# [Task details]
Copy every entry exactly as given, minus the images.

>> Begin Entries

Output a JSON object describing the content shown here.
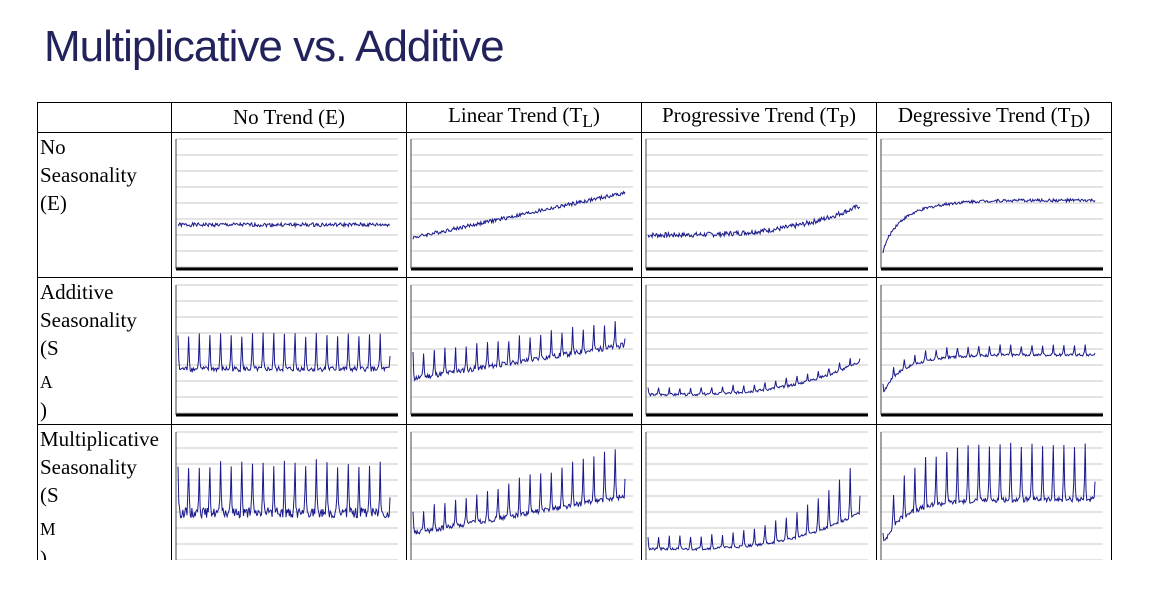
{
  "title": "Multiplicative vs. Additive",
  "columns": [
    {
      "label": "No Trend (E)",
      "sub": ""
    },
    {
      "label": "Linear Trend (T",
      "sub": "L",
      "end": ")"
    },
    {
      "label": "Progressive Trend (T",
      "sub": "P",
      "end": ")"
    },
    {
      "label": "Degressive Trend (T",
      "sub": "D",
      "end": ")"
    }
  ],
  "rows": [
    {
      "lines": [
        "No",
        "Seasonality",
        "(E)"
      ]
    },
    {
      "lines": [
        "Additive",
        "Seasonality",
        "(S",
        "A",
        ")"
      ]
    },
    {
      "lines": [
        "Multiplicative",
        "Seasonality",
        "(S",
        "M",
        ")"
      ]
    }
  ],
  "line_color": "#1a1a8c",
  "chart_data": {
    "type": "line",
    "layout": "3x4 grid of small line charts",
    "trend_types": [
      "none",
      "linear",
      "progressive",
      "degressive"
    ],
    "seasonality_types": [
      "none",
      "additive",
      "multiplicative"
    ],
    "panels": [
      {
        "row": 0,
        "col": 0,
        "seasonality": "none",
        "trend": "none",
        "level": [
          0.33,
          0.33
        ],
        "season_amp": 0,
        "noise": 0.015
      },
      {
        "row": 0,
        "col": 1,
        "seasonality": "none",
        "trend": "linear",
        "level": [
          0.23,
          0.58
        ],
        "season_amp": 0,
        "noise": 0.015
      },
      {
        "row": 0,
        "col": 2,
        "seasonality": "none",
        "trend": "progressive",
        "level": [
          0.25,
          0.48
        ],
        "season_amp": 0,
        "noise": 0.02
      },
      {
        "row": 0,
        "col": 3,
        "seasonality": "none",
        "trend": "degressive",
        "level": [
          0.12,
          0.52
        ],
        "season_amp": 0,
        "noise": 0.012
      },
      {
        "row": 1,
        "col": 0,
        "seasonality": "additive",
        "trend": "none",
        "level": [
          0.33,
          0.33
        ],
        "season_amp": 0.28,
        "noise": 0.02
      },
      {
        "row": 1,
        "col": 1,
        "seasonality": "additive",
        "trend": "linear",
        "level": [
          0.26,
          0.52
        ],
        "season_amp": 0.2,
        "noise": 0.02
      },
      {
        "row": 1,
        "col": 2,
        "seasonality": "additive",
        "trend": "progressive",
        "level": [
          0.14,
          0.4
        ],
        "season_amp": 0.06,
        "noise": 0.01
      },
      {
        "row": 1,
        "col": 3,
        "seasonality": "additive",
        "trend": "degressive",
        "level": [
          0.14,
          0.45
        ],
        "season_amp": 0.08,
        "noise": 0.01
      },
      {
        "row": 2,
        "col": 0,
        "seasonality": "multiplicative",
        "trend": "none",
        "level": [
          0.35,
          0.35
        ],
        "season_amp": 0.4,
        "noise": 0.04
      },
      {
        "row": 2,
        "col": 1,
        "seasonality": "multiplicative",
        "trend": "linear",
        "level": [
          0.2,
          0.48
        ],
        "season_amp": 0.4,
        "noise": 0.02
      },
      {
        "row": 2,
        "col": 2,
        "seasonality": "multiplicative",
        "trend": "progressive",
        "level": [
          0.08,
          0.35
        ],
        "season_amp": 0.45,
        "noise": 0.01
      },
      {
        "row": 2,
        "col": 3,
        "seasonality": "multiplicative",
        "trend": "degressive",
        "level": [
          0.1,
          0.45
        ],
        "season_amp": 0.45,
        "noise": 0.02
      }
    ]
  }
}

>> End Entries

# [Written solution]
Output a JSON object describing the content shown here.
{
  "title": "Multiplicative vs. Additive",
  "columns": [
    {
      "label": "No Trend (E)",
      "sub": ""
    },
    {
      "label": "Linear Trend (T",
      "sub": "L",
      "end": ")"
    },
    {
      "label": "Progressive Trend (T",
      "sub": "P",
      "end": ")"
    },
    {
      "label": "Degressive Trend (T",
      "sub": "D",
      "end": ")"
    }
  ],
  "rows": [
    {
      "lines": [
        "No",
        "Seasonality",
        "(E)"
      ]
    },
    {
      "lines": [
        "Additive",
        "Seasonality",
        "(S",
        "A",
        ")"
      ]
    },
    {
      "lines": [
        "Multiplicative",
        "Seasonality",
        "(S",
        "M",
        ")"
      ]
    }
  ],
  "line_color": "#1a1a8c",
  "chart_data": {
    "type": "line",
    "layout": "3x4 grid of small line charts",
    "trend_types": [
      "none",
      "linear",
      "progressive",
      "degressive"
    ],
    "seasonality_types": [
      "none",
      "additive",
      "multiplicative"
    ],
    "panels": [
      {
        "row": 0,
        "col": 0,
        "seasonality": "none",
        "trend": "none",
        "level": [
          0.33,
          0.33
        ],
        "season_amp": 0,
        "noise": 0.015
      },
      {
        "row": 0,
        "col": 1,
        "seasonality": "none",
        "trend": "linear",
        "level": [
          0.23,
          0.58
        ],
        "season_amp": 0,
        "noise": 0.015
      },
      {
        "row": 0,
        "col": 2,
        "seasonality": "none",
        "trend": "progressive",
        "level": [
          0.25,
          0.48
        ],
        "season_amp": 0,
        "noise": 0.02
      },
      {
        "row": 0,
        "col": 3,
        "seasonality": "none",
        "trend": "degressive",
        "level": [
          0.12,
          0.52
        ],
        "season_amp": 0,
        "noise": 0.012
      },
      {
        "row": 1,
        "col": 0,
        "seasonality": "additive",
        "trend": "none",
        "level": [
          0.33,
          0.33
        ],
        "season_amp": 0.28,
        "noise": 0.02
      },
      {
        "row": 1,
        "col": 1,
        "seasonality": "additive",
        "trend": "linear",
        "level": [
          0.26,
          0.52
        ],
        "season_amp": 0.2,
        "noise": 0.02
      },
      {
        "row": 1,
        "col": 2,
        "seasonality": "additive",
        "trend": "progressive",
        "level": [
          0.14,
          0.4
        ],
        "season_amp": 0.06,
        "noise": 0.01
      },
      {
        "row": 1,
        "col": 3,
        "seasonality": "additive",
        "trend": "degressive",
        "level": [
          0.14,
          0.45
        ],
        "season_amp": 0.08,
        "noise": 0.01
      },
      {
        "row": 2,
        "col": 0,
        "seasonality": "multiplicative",
        "trend": "none",
        "level": [
          0.35,
          0.35
        ],
        "season_amp": 0.4,
        "noise": 0.04
      },
      {
        "row": 2,
        "col": 1,
        "seasonality": "multiplicative",
        "trend": "linear",
        "level": [
          0.2,
          0.48
        ],
        "season_amp": 0.4,
        "noise": 0.02
      },
      {
        "row": 2,
        "col": 2,
        "seasonality": "multiplicative",
        "trend": "progressive",
        "level": [
          0.08,
          0.35
        ],
        "season_amp": 0.45,
        "noise": 0.01
      },
      {
        "row": 2,
        "col": 3,
        "seasonality": "multiplicative",
        "trend": "degressive",
        "level": [
          0.1,
          0.45
        ],
        "season_amp": 0.45,
        "noise": 0.02
      }
    ]
  }
}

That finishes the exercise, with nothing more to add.